The problem: State the count of lines below in which the word "name" appears, and add nothing.

Extracted data entries
BEGIN

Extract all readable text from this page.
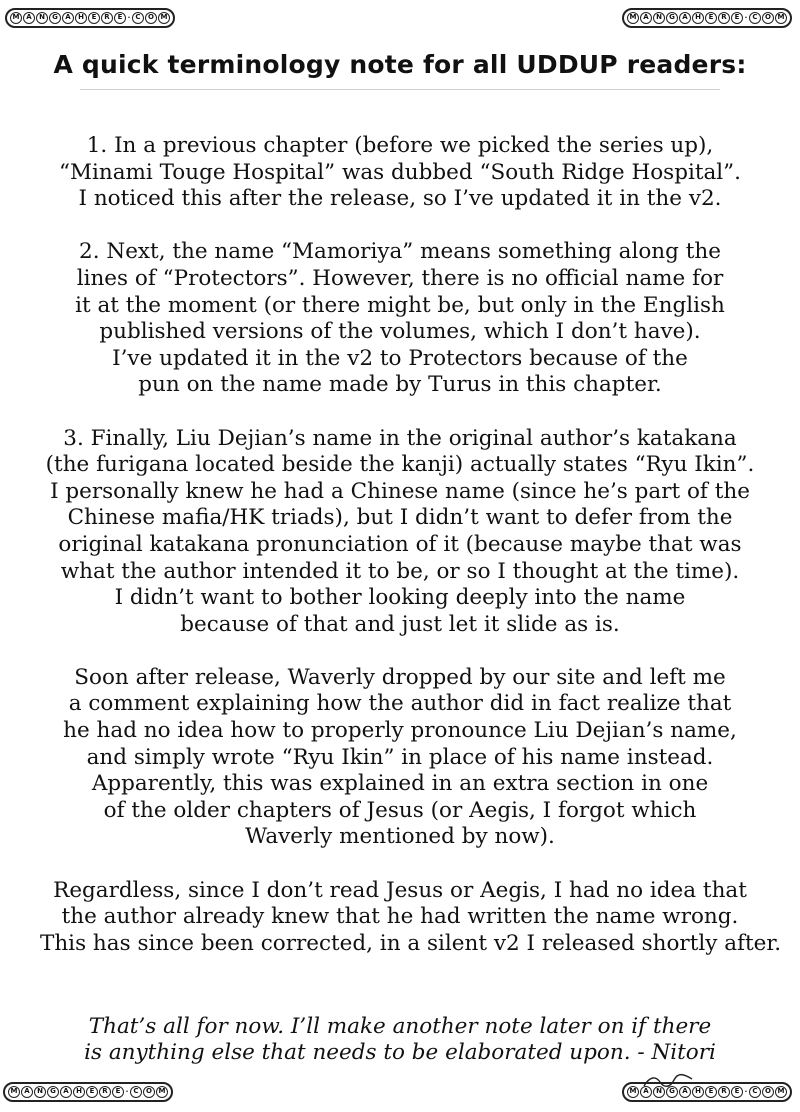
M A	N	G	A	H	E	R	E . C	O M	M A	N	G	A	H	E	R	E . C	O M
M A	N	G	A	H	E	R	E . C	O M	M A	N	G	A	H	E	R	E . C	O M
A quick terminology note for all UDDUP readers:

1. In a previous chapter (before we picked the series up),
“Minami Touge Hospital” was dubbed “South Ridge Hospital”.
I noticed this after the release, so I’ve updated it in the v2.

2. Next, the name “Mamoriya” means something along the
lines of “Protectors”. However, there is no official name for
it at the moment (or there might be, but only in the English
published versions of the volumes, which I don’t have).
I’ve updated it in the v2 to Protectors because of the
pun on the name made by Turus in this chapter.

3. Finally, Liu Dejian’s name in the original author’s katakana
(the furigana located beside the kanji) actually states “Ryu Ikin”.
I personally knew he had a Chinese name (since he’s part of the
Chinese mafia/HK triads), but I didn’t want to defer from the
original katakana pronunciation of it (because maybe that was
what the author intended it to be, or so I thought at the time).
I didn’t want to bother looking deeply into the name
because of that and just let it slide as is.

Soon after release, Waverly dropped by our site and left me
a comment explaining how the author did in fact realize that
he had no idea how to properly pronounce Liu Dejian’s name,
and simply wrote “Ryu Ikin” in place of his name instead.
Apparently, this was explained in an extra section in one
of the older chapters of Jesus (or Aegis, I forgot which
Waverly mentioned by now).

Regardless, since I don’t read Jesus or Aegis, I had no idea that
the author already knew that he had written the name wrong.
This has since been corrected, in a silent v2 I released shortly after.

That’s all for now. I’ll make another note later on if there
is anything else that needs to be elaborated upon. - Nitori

END
BEGIN

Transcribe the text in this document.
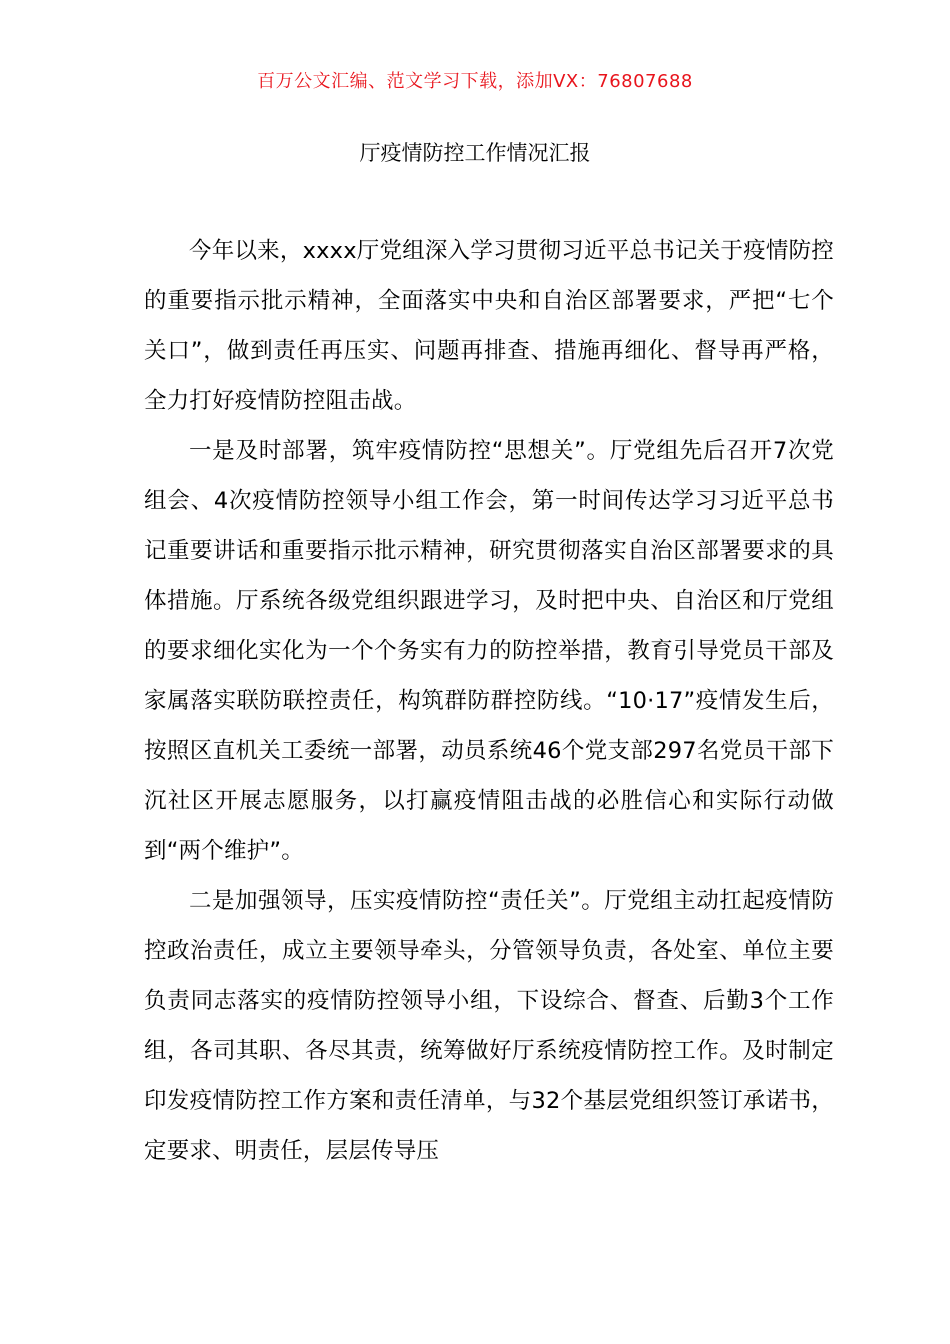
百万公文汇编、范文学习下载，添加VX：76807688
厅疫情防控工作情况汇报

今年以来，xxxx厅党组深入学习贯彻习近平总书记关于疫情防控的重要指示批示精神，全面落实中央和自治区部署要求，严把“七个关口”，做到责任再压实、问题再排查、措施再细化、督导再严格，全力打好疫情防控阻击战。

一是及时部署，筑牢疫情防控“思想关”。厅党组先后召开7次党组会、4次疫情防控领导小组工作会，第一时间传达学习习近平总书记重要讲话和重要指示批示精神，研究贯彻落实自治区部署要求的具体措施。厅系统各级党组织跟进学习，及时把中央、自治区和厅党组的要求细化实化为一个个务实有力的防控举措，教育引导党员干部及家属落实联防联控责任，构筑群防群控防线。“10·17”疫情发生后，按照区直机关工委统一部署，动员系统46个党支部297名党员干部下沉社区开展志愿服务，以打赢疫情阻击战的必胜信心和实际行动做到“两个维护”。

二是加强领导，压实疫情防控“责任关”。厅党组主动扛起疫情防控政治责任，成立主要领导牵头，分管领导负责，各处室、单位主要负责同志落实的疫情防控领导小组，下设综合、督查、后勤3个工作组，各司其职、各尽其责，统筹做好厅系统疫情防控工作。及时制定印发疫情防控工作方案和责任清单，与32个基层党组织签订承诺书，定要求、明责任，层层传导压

END

Full response: 9